Scan the entries below. List each line with "Information".

==== Given data ====

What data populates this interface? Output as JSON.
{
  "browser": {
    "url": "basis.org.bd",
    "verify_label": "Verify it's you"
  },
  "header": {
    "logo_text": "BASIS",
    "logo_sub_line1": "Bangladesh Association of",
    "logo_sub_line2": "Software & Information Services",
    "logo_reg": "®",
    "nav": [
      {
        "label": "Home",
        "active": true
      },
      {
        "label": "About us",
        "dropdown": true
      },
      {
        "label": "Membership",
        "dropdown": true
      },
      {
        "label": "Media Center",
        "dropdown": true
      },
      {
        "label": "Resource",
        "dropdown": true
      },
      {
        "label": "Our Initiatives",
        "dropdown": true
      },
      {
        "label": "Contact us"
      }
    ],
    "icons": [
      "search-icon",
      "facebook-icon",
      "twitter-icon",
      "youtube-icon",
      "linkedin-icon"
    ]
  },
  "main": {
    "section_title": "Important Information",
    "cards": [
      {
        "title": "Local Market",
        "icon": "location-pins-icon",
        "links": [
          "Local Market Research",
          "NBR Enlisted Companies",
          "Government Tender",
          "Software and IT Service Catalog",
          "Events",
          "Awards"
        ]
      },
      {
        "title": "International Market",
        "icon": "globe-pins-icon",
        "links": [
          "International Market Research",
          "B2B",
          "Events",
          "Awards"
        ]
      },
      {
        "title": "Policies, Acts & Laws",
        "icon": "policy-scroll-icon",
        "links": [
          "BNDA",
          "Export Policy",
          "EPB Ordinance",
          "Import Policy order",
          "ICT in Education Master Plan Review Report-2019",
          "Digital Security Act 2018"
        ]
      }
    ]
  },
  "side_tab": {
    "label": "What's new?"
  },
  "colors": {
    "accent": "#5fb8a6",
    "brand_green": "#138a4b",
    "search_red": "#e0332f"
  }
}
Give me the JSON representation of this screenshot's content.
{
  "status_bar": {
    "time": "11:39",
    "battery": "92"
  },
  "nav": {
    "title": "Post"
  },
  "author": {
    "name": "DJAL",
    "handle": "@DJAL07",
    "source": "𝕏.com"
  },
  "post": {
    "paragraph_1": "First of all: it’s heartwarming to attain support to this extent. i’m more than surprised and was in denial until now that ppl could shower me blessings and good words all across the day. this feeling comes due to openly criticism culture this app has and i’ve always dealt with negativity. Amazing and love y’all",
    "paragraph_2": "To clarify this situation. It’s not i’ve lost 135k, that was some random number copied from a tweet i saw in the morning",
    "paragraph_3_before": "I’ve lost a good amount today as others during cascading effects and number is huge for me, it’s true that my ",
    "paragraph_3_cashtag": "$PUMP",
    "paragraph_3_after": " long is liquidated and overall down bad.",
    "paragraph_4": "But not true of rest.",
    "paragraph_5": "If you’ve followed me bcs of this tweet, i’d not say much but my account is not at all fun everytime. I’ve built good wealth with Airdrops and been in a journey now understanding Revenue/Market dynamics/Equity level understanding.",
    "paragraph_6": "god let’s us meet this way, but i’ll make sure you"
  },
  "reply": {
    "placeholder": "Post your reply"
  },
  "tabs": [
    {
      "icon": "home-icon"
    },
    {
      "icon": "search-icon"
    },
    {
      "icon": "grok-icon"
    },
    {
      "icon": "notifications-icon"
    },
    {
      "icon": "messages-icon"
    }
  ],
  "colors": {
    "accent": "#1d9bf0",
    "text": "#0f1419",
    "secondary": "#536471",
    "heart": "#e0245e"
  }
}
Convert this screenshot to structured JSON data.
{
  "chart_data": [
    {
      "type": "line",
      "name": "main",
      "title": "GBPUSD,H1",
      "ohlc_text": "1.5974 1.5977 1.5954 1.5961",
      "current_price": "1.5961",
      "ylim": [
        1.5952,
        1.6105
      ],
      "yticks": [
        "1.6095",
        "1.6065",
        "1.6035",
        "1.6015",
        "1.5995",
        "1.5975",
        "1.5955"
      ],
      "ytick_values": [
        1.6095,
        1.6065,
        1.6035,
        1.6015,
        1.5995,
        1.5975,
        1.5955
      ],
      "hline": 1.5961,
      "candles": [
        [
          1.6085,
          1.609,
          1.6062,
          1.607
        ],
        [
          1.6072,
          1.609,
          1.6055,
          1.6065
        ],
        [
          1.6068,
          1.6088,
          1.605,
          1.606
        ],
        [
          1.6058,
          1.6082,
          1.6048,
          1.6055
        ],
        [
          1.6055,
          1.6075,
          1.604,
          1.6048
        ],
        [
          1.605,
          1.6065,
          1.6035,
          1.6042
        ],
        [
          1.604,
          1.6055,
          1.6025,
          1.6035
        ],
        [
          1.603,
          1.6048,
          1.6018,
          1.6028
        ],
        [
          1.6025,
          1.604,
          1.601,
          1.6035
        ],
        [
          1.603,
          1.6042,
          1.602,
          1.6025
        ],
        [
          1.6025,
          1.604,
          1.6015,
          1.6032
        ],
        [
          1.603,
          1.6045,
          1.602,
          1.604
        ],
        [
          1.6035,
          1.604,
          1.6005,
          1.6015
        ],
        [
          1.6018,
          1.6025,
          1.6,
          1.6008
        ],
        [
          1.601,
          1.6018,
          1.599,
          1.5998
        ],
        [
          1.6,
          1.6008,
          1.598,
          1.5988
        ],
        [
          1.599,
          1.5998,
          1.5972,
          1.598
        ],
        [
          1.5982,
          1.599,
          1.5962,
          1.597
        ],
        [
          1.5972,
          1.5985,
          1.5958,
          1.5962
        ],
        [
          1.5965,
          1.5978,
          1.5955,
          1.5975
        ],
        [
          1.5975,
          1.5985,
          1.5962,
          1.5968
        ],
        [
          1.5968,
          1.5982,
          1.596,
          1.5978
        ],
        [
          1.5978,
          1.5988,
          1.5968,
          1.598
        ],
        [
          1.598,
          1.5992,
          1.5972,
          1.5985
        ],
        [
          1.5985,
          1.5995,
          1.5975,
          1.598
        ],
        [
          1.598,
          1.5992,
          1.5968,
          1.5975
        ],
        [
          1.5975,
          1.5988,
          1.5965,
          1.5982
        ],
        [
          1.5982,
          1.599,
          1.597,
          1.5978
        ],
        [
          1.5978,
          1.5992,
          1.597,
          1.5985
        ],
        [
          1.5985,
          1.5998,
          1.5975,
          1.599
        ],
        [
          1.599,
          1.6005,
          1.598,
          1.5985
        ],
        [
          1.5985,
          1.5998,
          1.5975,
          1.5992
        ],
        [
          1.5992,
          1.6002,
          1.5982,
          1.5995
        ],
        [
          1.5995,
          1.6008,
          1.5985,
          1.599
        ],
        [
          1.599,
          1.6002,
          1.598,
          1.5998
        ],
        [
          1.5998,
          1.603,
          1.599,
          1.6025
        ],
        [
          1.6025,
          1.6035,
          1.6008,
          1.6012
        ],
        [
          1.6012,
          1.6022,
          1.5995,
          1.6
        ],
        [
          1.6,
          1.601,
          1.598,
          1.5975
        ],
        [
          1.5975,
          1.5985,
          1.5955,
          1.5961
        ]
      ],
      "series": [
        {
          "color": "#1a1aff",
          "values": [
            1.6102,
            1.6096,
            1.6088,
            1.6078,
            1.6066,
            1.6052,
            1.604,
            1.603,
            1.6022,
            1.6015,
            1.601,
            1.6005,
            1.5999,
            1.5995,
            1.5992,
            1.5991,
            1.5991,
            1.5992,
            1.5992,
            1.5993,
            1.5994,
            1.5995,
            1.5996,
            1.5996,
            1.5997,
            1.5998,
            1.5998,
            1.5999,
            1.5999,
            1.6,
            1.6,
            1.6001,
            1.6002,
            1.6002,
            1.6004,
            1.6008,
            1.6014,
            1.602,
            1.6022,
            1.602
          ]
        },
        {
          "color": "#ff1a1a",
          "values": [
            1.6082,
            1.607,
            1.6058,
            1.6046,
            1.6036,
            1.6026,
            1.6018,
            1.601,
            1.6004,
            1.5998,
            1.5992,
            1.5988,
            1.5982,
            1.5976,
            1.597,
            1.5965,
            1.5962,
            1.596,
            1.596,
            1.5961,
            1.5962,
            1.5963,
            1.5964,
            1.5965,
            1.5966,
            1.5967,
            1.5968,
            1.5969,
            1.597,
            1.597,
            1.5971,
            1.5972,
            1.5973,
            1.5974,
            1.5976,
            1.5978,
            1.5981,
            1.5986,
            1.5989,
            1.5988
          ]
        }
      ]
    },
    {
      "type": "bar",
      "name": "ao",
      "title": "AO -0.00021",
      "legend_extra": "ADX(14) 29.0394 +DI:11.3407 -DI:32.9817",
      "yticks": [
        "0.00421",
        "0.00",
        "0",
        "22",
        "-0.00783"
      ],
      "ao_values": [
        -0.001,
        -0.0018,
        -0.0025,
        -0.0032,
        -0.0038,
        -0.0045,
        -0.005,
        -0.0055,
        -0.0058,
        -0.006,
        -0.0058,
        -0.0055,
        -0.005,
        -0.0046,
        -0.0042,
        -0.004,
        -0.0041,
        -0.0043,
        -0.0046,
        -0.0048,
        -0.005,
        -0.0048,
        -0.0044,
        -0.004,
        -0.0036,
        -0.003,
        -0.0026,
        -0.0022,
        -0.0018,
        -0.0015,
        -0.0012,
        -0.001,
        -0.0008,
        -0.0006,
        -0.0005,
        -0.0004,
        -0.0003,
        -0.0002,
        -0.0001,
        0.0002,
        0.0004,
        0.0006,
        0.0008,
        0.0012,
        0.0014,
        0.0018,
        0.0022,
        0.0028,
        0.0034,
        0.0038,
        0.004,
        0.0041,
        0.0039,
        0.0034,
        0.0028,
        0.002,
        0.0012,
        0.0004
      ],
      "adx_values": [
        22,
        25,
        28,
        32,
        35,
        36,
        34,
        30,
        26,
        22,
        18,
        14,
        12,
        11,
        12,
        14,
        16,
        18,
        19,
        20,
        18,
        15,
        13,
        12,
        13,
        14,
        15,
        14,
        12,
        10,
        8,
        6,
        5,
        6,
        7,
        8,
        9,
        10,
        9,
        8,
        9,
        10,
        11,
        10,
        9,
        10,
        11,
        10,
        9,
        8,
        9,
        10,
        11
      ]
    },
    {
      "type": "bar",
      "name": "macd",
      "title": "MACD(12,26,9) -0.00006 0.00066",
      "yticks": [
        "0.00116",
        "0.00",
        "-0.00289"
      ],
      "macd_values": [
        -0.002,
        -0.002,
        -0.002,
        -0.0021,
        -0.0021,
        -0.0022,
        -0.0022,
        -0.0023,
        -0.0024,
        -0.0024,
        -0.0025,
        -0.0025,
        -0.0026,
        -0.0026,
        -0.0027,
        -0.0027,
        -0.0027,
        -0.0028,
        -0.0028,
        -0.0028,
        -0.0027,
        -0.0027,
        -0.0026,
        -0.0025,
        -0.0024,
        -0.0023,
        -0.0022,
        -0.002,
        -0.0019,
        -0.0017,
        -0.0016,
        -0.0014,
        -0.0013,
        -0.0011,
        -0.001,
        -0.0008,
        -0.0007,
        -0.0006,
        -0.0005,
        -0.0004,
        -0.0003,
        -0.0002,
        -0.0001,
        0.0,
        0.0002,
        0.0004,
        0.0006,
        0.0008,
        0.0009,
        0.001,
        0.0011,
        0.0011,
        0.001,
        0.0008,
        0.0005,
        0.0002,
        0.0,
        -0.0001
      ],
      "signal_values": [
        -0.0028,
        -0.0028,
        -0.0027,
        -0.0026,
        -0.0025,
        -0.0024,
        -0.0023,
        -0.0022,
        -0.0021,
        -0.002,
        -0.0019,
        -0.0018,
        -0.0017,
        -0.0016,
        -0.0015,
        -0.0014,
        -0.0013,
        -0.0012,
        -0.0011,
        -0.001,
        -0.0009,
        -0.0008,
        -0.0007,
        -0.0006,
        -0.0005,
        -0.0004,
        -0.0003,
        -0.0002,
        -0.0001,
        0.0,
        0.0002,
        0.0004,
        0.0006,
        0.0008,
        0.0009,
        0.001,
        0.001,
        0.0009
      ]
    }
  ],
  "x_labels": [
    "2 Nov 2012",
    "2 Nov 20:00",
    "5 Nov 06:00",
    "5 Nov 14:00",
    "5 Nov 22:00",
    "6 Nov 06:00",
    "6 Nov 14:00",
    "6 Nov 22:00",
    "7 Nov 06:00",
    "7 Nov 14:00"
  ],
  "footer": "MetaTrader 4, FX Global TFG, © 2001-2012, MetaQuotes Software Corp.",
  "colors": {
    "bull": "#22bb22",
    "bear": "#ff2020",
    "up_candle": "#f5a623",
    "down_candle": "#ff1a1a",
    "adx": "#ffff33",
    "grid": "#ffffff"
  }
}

====

■ Output below ■
    "logo_sub_line2": "Software & Information Services",
    "section_title": "Important Information",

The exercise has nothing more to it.